## Task statement
Find and return each line containing "title".

## Input records
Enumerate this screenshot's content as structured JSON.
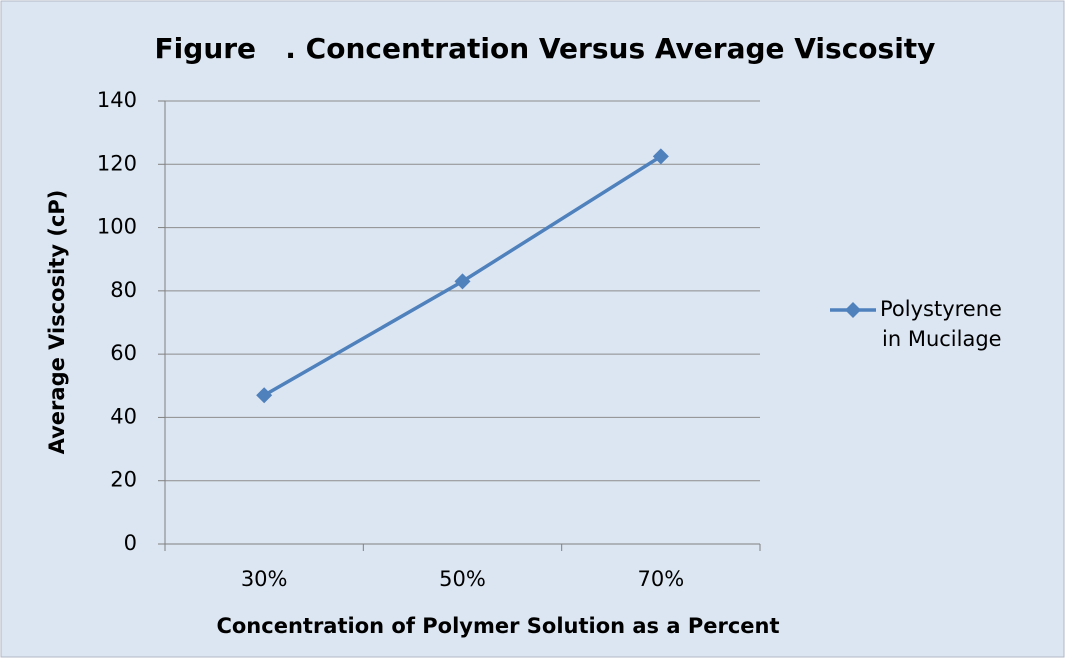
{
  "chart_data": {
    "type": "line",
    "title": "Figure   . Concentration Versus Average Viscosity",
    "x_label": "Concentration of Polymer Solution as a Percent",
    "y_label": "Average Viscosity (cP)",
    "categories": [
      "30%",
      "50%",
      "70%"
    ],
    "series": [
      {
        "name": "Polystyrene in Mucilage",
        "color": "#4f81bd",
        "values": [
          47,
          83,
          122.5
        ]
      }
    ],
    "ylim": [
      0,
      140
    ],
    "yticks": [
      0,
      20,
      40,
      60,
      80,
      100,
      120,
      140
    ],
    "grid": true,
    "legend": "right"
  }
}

...

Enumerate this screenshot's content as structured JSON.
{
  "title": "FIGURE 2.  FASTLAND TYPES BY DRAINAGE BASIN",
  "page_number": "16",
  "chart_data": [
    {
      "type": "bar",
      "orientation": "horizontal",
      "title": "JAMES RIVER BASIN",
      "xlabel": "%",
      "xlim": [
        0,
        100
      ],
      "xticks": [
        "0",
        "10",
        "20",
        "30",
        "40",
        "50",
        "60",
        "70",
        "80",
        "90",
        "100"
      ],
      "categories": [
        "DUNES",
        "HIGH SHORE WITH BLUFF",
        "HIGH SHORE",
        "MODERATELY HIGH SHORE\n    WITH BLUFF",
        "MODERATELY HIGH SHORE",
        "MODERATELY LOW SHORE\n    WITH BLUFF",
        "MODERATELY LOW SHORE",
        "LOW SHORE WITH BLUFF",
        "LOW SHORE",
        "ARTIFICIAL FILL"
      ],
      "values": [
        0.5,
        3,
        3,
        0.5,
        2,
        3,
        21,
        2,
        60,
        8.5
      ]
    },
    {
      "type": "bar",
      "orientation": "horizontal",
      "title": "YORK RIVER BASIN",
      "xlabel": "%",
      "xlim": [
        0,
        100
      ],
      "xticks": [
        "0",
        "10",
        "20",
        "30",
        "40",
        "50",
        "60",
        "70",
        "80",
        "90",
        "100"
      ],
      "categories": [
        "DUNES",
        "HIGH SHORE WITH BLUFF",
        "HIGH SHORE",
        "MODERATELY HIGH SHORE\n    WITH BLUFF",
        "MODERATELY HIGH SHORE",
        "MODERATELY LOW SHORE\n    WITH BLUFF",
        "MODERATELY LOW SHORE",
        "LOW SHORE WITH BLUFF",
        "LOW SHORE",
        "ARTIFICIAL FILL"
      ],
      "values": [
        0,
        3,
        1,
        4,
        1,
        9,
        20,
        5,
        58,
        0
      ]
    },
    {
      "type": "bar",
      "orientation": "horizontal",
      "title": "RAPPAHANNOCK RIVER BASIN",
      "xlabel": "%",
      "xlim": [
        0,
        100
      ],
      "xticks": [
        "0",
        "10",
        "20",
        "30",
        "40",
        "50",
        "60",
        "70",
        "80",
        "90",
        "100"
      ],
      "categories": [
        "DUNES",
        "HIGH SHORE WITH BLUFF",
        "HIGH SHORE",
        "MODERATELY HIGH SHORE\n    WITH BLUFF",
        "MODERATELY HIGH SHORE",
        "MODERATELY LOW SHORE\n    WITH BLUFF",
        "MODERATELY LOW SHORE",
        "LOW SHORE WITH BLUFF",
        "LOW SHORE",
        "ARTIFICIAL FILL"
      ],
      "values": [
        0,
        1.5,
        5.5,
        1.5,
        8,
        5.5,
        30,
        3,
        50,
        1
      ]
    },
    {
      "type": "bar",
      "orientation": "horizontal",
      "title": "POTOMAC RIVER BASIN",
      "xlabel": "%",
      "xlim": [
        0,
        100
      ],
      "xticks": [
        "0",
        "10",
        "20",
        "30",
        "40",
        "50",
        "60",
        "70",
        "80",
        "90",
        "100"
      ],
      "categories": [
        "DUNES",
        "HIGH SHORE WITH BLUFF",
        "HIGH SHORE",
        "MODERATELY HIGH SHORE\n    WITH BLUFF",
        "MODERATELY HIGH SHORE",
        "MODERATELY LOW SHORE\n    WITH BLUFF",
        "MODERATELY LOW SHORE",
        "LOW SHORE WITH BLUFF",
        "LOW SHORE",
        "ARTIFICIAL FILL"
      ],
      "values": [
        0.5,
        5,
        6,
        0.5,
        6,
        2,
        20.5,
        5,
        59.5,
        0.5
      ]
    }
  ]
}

## Solution to the problem
    "title": "Figure   . Concentration Versus Average Viscosity",
  "title": "FIGURE 2.  FASTLAND TYPES BY DRAINAGE BASIN",
      "title": "JAMES RIVER BASIN",
      "title": "YORK RIVER BASIN",
      "title": "RAPPAHANNOCK RIVER BASIN",
      "title": "POTOMAC RIVER BASIN",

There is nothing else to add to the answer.